THE TASK
Your task is to transcribe the data in full.

PROVIDED ENTRIES

★ ★ ★ ★ ★

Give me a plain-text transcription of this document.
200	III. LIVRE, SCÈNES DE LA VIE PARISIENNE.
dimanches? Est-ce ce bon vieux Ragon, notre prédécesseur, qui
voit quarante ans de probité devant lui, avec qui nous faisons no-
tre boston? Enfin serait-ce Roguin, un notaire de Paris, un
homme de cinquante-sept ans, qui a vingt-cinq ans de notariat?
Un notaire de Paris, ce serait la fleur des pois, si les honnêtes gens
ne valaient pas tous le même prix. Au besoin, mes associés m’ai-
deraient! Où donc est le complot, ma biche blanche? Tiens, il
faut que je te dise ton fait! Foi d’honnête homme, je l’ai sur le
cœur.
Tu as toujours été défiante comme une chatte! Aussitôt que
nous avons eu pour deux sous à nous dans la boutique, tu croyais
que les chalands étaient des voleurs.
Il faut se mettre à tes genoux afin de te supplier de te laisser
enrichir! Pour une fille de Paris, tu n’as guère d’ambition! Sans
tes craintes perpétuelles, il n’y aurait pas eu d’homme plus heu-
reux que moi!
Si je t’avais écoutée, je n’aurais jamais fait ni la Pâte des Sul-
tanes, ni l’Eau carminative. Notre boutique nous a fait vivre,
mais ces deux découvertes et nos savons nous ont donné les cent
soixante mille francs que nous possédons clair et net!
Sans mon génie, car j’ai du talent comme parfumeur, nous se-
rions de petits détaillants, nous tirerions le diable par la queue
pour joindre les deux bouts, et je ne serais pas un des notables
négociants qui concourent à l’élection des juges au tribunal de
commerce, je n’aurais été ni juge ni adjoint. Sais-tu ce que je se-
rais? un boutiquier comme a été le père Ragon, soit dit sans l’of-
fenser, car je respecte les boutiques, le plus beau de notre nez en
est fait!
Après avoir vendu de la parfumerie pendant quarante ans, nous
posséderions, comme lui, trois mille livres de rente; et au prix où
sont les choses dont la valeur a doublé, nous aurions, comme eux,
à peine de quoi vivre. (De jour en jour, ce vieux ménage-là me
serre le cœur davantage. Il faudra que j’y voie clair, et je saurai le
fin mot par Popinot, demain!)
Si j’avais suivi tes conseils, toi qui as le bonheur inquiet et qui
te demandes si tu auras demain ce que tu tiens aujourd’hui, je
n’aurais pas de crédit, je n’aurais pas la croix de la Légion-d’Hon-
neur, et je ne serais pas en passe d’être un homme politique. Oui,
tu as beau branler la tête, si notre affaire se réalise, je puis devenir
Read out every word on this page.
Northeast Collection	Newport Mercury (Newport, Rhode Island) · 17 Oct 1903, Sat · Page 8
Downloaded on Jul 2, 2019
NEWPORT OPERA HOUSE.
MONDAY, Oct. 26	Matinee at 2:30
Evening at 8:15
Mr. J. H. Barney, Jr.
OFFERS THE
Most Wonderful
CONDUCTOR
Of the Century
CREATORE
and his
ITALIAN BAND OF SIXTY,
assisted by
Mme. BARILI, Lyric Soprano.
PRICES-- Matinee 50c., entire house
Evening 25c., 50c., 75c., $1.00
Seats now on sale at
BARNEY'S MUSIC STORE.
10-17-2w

★ ★ ★ ★ ★

EXERCISE RESULT
Give me a plain-text transcription of this document.
200	III. LIVRE, SCÈNES DE LA VIE PARISIENNE.
dimanches? Est-ce ce bon vieux Ragon, notre prédécesseur, qui
voit quarante ans de probité devant lui, avec qui nous faisons no-
tre boston? Enfin serait-ce Roguin, un notaire de Paris, un
homme de cinquante-sept ans, qui a vingt-cinq ans de notariat?
Un notaire de Paris, ce serait la fleur des pois, si les honnêtes gens
ne valaient pas tous le même prix. Au besoin, mes associés m’ai-
deraient! Où donc est le complot, ma biche blanche? Tiens, il
faut que je te dise ton fait! Foi d’honnête homme, je l’ai sur le
cœur.
Tu as toujours été défiante comme une chatte! Aussitôt que
nous avons eu pour deux sous à nous dans la boutique, tu croyais
que les chalands étaient des voleurs.
Il faut se mettre à tes genoux afin de te supplier de te laisser
enrichir! Pour une fille de Paris, tu n’as guère d’ambition! Sans
tes craintes perpétuelles, il n’y aurait pas eu d’homme plus heu-
reux que moi!
Si je t’avais écoutée, je n’aurais jamais fait ni la Pâte des Sul-
tanes, ni l’Eau carminative. Notre boutique nous a fait vivre,
mais ces deux découvertes et nos savons nous ont donné les cent
soixante mille francs que nous possédons clair et net!
Sans mon génie, car j’ai du talent comme parfumeur, nous se-
rions de petits détaillants, nous tirerions le diable par la queue
pour joindre les deux bouts, et je ne serais pas un des notables
négociants qui concourent à l’élection des juges au tribunal de
commerce, je n’aurais été ni juge ni adjoint. Sais-tu ce que je se-
rais? un boutiquier comme a été le père Ragon, soit dit sans l’of-
fenser, car je respecte les boutiques, le plus beau de notre nez en
est fait!
Après avoir vendu de la parfumerie pendant quarante ans, nous
posséderions, comme lui, trois mille livres de rente; et au prix où
sont les choses dont la valeur a doublé, nous aurions, comme eux,
à peine de quoi vivre. (De jour en jour, ce vieux ménage-là me
serre le cœur davantage. Il faudra que j’y voie clair, et je saurai le
fin mot par Popinot, demain!)
Si j’avais suivi tes conseils, toi qui as le bonheur inquiet et qui
te demandes si tu auras demain ce que tu tiens aujourd’hui, je
n’aurais pas de crédit, je n’aurais pas la croix de la Légion-d’Hon-
neur, et je ne serais pas en passe d’être un homme politique. Oui,
tu as beau branler la tête, si notre affaire se réalise, je puis devenir
Read out every word on this page.
Northeast Collection	Newport Mercury (Newport, Rhode Island) · 17 Oct 1903, Sat · Page 8
Downloaded on Jul 2, 2019
NEWPORT OPERA HOUSE.
MONDAY, Oct. 26	Matinee at 2:30
Evening at 8:15
Mr. J. H. Barney, Jr.
OFFERS THE
Most Wonderful
CONDUCTOR
Of the Century
CREATORE
and his
ITALIAN BAND OF SIXTY,
assisted by
Mme. BARILI, Lyric Soprano.
PRICES-- Matinee 50c., entire house
Evening 25c., 50c., 75c., $1.00
Seats now on sale at
BARNEY'S MUSIC STORE.
10-17-2w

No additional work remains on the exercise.